[Saved entries]
____________

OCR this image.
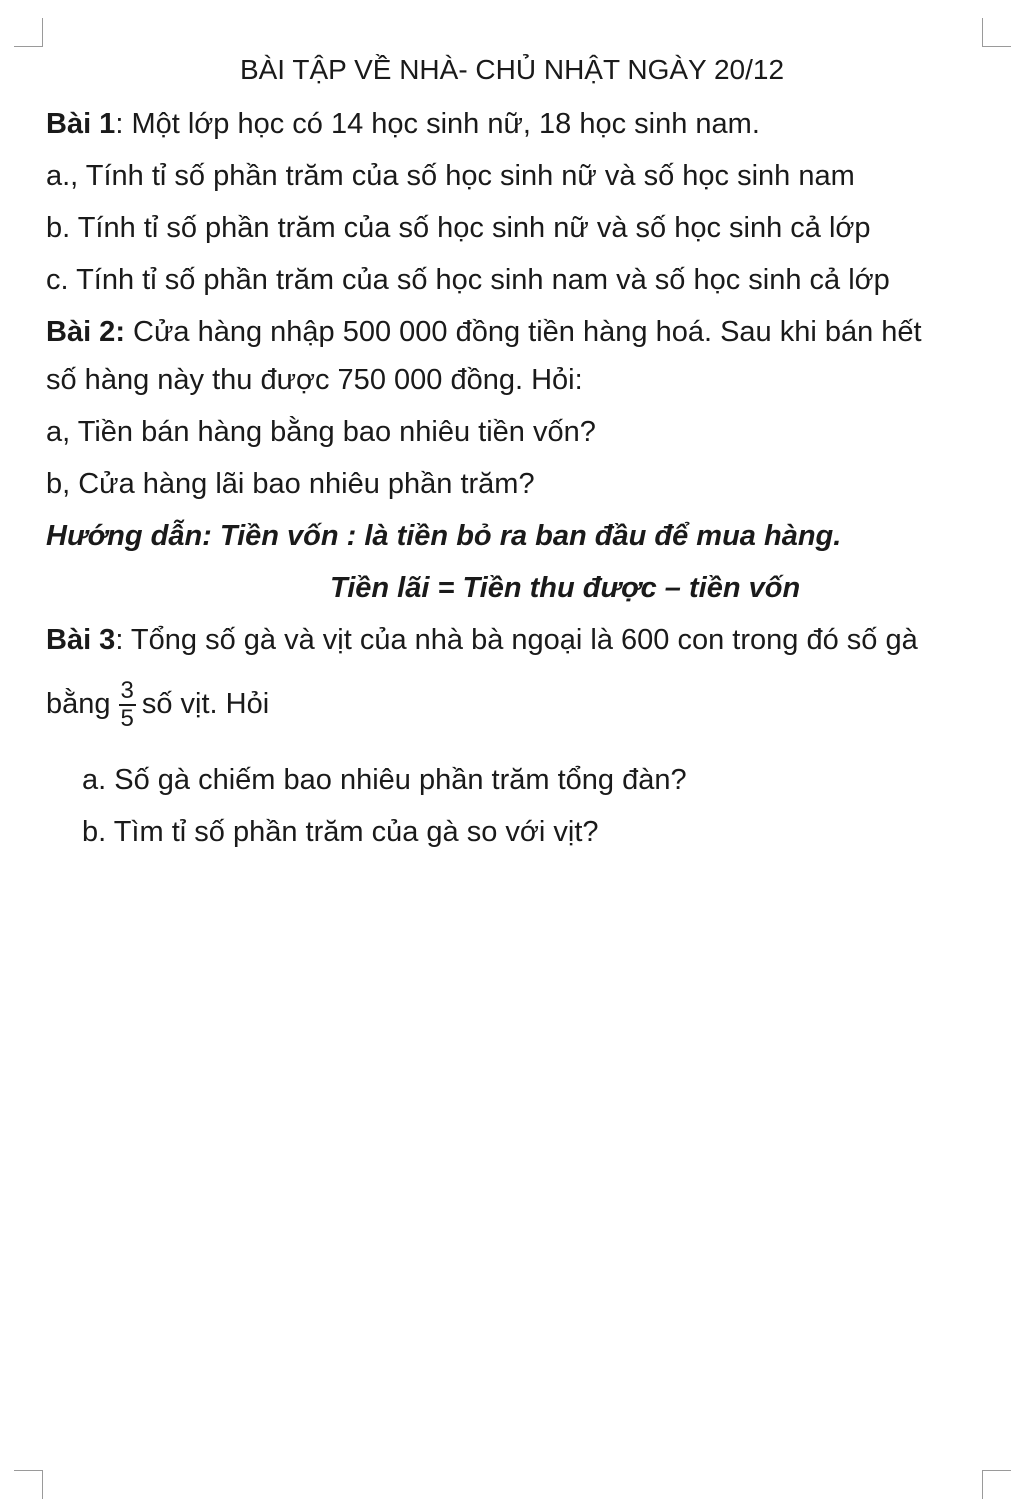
BÀI TẬP VỀ NHÀ- CHỦ NHẬT NGÀY 20/12
Bài 1: Một lớp học có 14 học sinh nữ, 18 học sinh nam.
a., Tính tỉ số phần trăm của số học sinh nữ và số học sinh nam
b. Tính tỉ số phần trăm của số học sinh nữ và số học sinh cả lớp
c. Tính tỉ số phần trăm của số học sinh nam và số học sinh cả lớp
Bài 2: Cửa hàng nhập 500 000 đồng tiền hàng hoá. Sau khi bán hết
số hàng này thu được 750 000 đồng. Hỏi:
a, Tiền bán hàng bằng bao nhiêu tiền vốn?
b, Cửa hàng lãi bao nhiêu phần trăm?
Hướng dẫn: Tiền vốn : là tiền bỏ ra ban đầu để mua hàng.
Tiền lãi = Tiền thu được – tiền vốn
Bài 3: Tổng số gà và vịt của nhà bà ngoại là 600 con trong đó số gà
bằng $\frac{3}{5}$ số vịt. Hỏi
a. Số gà chiếm bao nhiêu phần trăm tổng đàn?
b. Tìm tỉ số phần trăm của gà so với vịt?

____________

**GIVEN TASK:**
Copy each line of the records precisely and drop any images they hold.

**ANSWER IN FULL:**
OCR this image.
BÀI TẬP VỀ NHÀ- CHỦ NHẬT NGÀY 20/12
Bài 1: Một lớp học có 14 học sinh nữ, 18 học sinh nam.
a., Tính tỉ số phần trăm của số học sinh nữ và số học sinh nam
b. Tính tỉ số phần trăm của số học sinh nữ và số học sinh cả lớp
c. Tính tỉ số phần trăm của số học sinh nam và số học sinh cả lớp
Bài 2: Cửa hàng nhập 500 000 đồng tiền hàng hoá. Sau khi bán hết
số hàng này thu được 750 000 đồng. Hỏi:
a, Tiền bán hàng bằng bao nhiêu tiền vốn?
b, Cửa hàng lãi bao nhiêu phần trăm?
Hướng dẫn: Tiền vốn : là tiền bỏ ra ban đầu để mua hàng.
Tiền lãi = Tiền thu được – tiền vốn
Bài 3: Tổng số gà và vịt của nhà bà ngoại là 600 con trong đó số gà
bằng $\frac{3}{5}$ số vịt. Hỏi
a. Số gà chiếm bao nhiêu phần trăm tổng đàn?
b. Tìm tỉ số phần trăm của gà so với vịt?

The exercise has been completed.